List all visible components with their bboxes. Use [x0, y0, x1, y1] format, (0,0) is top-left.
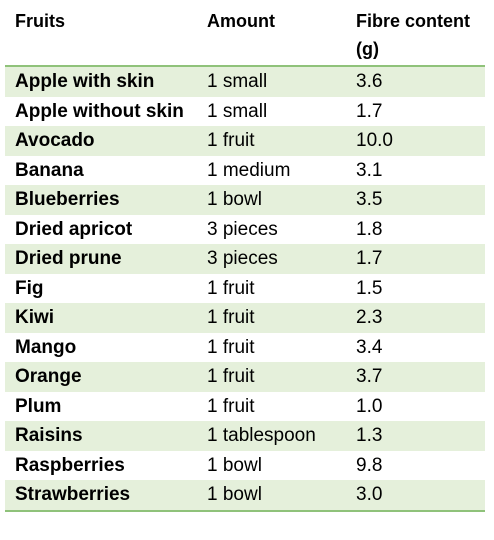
fibre-content-table: Fruits Amount Fibre content (g) Apple wi…: [5, 5, 485, 512]
fibre-cell: 1.8: [356, 218, 383, 240]
table-header: Fruits Amount Fibre content (g): [5, 5, 485, 67]
fibre-cell: 1.7: [346, 244, 485, 274]
fruit-cell: Fig: [15, 277, 44, 299]
amount-cell: 1 fruit: [197, 126, 346, 156]
amount-cell: 1 bowl: [197, 185, 346, 215]
fruit-cell: Banana: [15, 159, 84, 181]
amount-cell: 3 pieces: [207, 218, 278, 240]
fibre-cell: 1.3: [346, 421, 485, 451]
amount-cell: 1 fruit: [207, 277, 255, 299]
amount-cell: 3 pieces: [197, 244, 346, 274]
amount-cell: 1 fruit: [197, 362, 346, 392]
fruit-cell: Apple with skin: [5, 66, 197, 97]
fruit-cell: Raisins: [5, 421, 197, 451]
amount-cell: 1 small: [207, 100, 268, 122]
table-row: Raspberries 1 bowl 9.8: [5, 451, 485, 481]
table-row: Kiwi 1 fruit 2.3: [5, 303, 485, 333]
amount-cell: 1 medium: [207, 159, 291, 181]
amount-cell: 1 fruit: [197, 303, 346, 333]
fruit-cell: Mango: [15, 336, 77, 358]
header-amount: Amount: [197, 5, 346, 67]
amount-cell: 1 fruit: [207, 336, 255, 358]
table-row: Orange 1 fruit 3.7: [5, 362, 485, 392]
table-row: Fig 1 fruit 1.5: [5, 274, 485, 304]
fibre-cell: 3.6: [346, 66, 485, 97]
header-fruits: Fruits: [5, 5, 197, 67]
table-row: Blueberries 1 bowl 3.5: [5, 185, 485, 215]
fruit-cell: Dried apricot: [15, 218, 133, 240]
table-row: Raisins 1 tablespoon 1.3: [5, 421, 485, 451]
amount-cell: 1 bowl: [207, 454, 262, 476]
amount-cell: 1 tablespoon: [197, 421, 346, 451]
fruit-cell: Blueberries: [5, 185, 197, 215]
table-row: Strawberries 1 bowl 3.0: [5, 480, 485, 512]
fibre-cell: 10.0: [346, 126, 485, 156]
table-row: Dried prune 3 pieces 1.7: [5, 244, 485, 274]
fibre-cell: 3.4: [356, 336, 383, 358]
table-row: Banana 1 medium 3.1: [5, 156, 485, 186]
fibre-cell: 1.0: [356, 395, 383, 417]
amount-cell: 1 fruit: [207, 395, 255, 417]
fibre-cell: 3.5: [346, 185, 485, 215]
fruit-cell: Kiwi: [5, 303, 197, 333]
fruit-cell: Apple without skin: [15, 100, 184, 122]
fibre-cell: 3.7: [346, 362, 485, 392]
fibre-cell: 1.7: [356, 100, 383, 122]
table-row: Plum 1 fruit 1.0: [5, 392, 485, 422]
fruit-cell: Raspberries: [15, 454, 125, 476]
fibre-cell: 3.0: [346, 480, 485, 512]
fibre-table-container: Fruits Amount Fibre content (g) Apple wi…: [5, 5, 485, 512]
fibre-cell: 1.5: [356, 277, 383, 299]
fruit-cell: Dried prune: [5, 244, 197, 274]
header-row: Fruits Amount Fibre content (g): [5, 5, 485, 67]
fibre-cell: 9.8: [356, 454, 383, 476]
fibre-cell: 2.3: [346, 303, 485, 333]
table-body: Apple with skin 1 small 3.6 Apple withou…: [5, 66, 485, 512]
fruit-cell: Strawberries: [5, 480, 197, 512]
fruit-cell: Avocado: [5, 126, 197, 156]
amount-cell: 1 small: [197, 66, 346, 97]
fruit-cell: Plum: [15, 395, 62, 417]
fibre-cell: 3.1: [356, 159, 383, 181]
table-row: Mango 1 fruit 3.4: [5, 333, 485, 363]
amount-cell: 1 bowl: [197, 480, 346, 512]
table-row: Apple with skin 1 small 3.6: [5, 66, 485, 97]
table-row: Dried apricot 3 pieces 1.8: [5, 215, 485, 245]
fruit-cell: Orange: [5, 362, 197, 392]
header-fibre-content: Fibre content (g): [346, 5, 485, 67]
table-row: Apple without skin 1 small 1.7: [5, 97, 485, 127]
table-row: Avocado 1 fruit 10.0: [5, 126, 485, 156]
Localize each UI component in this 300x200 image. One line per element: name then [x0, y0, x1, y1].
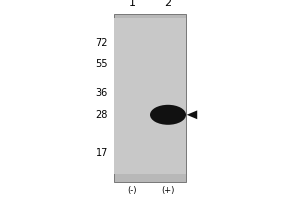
Polygon shape — [187, 110, 197, 119]
Text: 2: 2 — [164, 0, 172, 8]
Text: (+): (+) — [161, 186, 175, 195]
Text: (-): (-) — [127, 186, 137, 195]
Text: 17: 17 — [96, 148, 108, 158]
Text: 55: 55 — [95, 59, 108, 69]
Text: 72: 72 — [95, 38, 108, 48]
Text: 1: 1 — [128, 0, 136, 8]
Text: 36: 36 — [96, 88, 108, 98]
Bar — [150, 18, 186, 174]
Text: 28: 28 — [96, 110, 108, 120]
Bar — [114, 18, 150, 174]
Bar — [114, 14, 186, 182]
Ellipse shape — [150, 105, 186, 125]
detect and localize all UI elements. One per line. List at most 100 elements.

The problem: Turn the lines of these records into a numbered list, skipping any blank lines and leaving out the pictures.

Finished exercise:
1. List all visible components with their bboxes. Use [x0, y0, x1, y1] format, (0,0) is top-left.
2. fibre-content-table: Fruits Amount Fibre content (g) Apple wi…: [5, 5, 485, 512]
3. fibre-cell: 1.8: [356, 218, 383, 240]
4. table-header: Fruits Amount Fibre content (g): [5, 5, 485, 67]
5. fibre-cell: 1.7: [346, 244, 485, 274]
6. fruit-cell: Fig: [15, 277, 44, 299]
7. amount-cell: 1 fruit: [197, 126, 346, 156]
8. amount-cell: 1 bowl: [197, 185, 346, 215]
9. fruit-cell: Banana: [15, 159, 84, 181]
10. amount-cell: 3 pieces: [207, 218, 278, 240]
11. fibre-cell: 1.3: [346, 421, 485, 451]
12. amount-cell: 1 fruit: [207, 277, 255, 299]
13. amount-cell: 3 pieces: [197, 244, 346, 274]
14. amount-cell: 1 fruit: [197, 362, 346, 392]
15. fruit-cell: Apple with skin: [5, 66, 197, 97]
16. fruit-cell: Raisins: [5, 421, 197, 451]
17. amount-cell: 1 small: [207, 100, 268, 122]
18. table-row: Raspberries 1 bowl 9.8: [5, 451, 485, 481]
19. table-row: Kiwi 1 fruit 2.3: [5, 303, 485, 333]
20. amount-cell: 1 medium: [207, 159, 291, 181]
21. amount-cell: 1 fruit: [197, 303, 346, 333]
22. fruit-cell: Mango: [15, 336, 77, 358]
23. header-amount: Amount: [197, 5, 346, 67]
24. amount-cell: 1 fruit: [207, 336, 255, 358]
25. table-row: Orange 1 fruit 3.7: [5, 362, 485, 392]
26. table-row: Fig 1 fruit 1.5: [5, 274, 485, 304]
27. fibre-cell: 3.6: [346, 66, 485, 97]
28. header-fruits: Fruits: [5, 5, 197, 67]
29. table-row: Blueberries 1 bowl 3.5: [5, 185, 485, 215]
30. fruit-cell: Dried apricot: [15, 218, 133, 240]
31. table-row: Raisins 1 tablespoon 1.3: [5, 421, 485, 451]
32. amount-cell: 1 bowl: [207, 454, 262, 476]
33. amount-cell: 1 tablespoon: [197, 421, 346, 451]
34. fruit-cell: Blueberries: [5, 185, 197, 215]
35. table-row: Strawberries 1 bowl 3.0: [5, 480, 485, 512]
36. fibre-cell: 10.0: [346, 126, 485, 156]
37. table-row: Dried prune 3 pieces 1.7: [5, 244, 485, 274]
38. fibre-cell: 3.4: [356, 336, 383, 358]
39. table-row: Banana 1 medium 3.1: [5, 156, 485, 186]
40. fibre-cell: 1.0: [356, 395, 383, 417]
41. amount-cell: 1 fruit: [207, 395, 255, 417]
42. fibre-cell: 3.5: [346, 185, 485, 215]
43. fruit-cell: Kiwi: [5, 303, 197, 333]
44. fruit-cell: Apple without skin: [15, 100, 184, 122]
45. fibre-cell: 3.7: [346, 362, 485, 392]
46. fibre-cell: 1.7: [356, 100, 383, 122]
47. table-row: Plum 1 fruit 1.0: [5, 392, 485, 422]
48. fruit-cell: Raspberries: [15, 454, 125, 476]
49. fibre-cell: 3.0: [346, 480, 485, 512]
50. fibre-table-container: Fruits Amount Fibre content (g) Apple wi…: [5, 5, 485, 512]
51. fibre-cell: 1.5: [356, 277, 383, 299]
52. fruit-cell: Dried prune: [5, 244, 197, 274]
53. header-row: Fruits Amount Fibre content (g): [5, 5, 485, 67]
54. fibre-cell: 9.8: [356, 454, 383, 476]
55. fibre-cell: 2.3: [346, 303, 485, 333]
56. table-body: Apple with skin 1 small 3.6 Apple withou…: [5, 66, 485, 512]
57. fruit-cell: Strawberries: [5, 480, 197, 512]
58. fruit-cell: Avocado: [5, 126, 197, 156]
59. amount-cell: 1 small: [197, 66, 346, 97]
60. fruit-cell: Plum: [15, 395, 62, 417]
61. fibre-cell: 3.1: [356, 159, 383, 181]
62. table-row: Mango 1 fruit 3.4: [5, 333, 485, 363]
63. amount-cell: 1 bowl: [197, 480, 346, 512]
64. table-row: Apple with skin 1 small 3.6: [5, 66, 485, 97]
65. table-row: Dried apricot 3 pieces 1.8: [5, 215, 485, 245]
66. fruit-cell: Orange: [5, 362, 197, 392]
67. header-fibre-content: Fibre content (g): [346, 5, 485, 67]
68. table-row: Apple without skin 1 small 1.7: [5, 97, 485, 127]
69. table-row: Avocado 1 fruit 10.0: [5, 126, 485, 156]
70. Localize each UI component in this 300x200 image. One line per element: name then [x0, y0, x1, y1].
71. Polygon shape — [187, 110, 197, 119]
72. Text: 2: 2 — [164, 0, 172, 8]
73. Text: (+): (+) — [161, 186, 175, 195]
74. Text: (-): (-) — [127, 186, 137, 195]
75. Text: 17: 17 — [96, 148, 108, 158]
76. Text: 55: 55 — [95, 59, 108, 69]
77. Text: 72: 72 — [95, 38, 108, 48]
78. Text: 1: 1 — [128, 0, 136, 8]
79. Text: 36: 36 — [96, 88, 108, 98]
80. Bar — [150, 18, 186, 174]
81. Text: 28: 28 — [96, 110, 108, 120]
82. Bar — [114, 18, 150, 174]
83. Bar — [114, 14, 186, 182]
84. Ellipse shape — [150, 105, 186, 125]
85. detect and localize all UI elements. One per line. List at most 100 elements.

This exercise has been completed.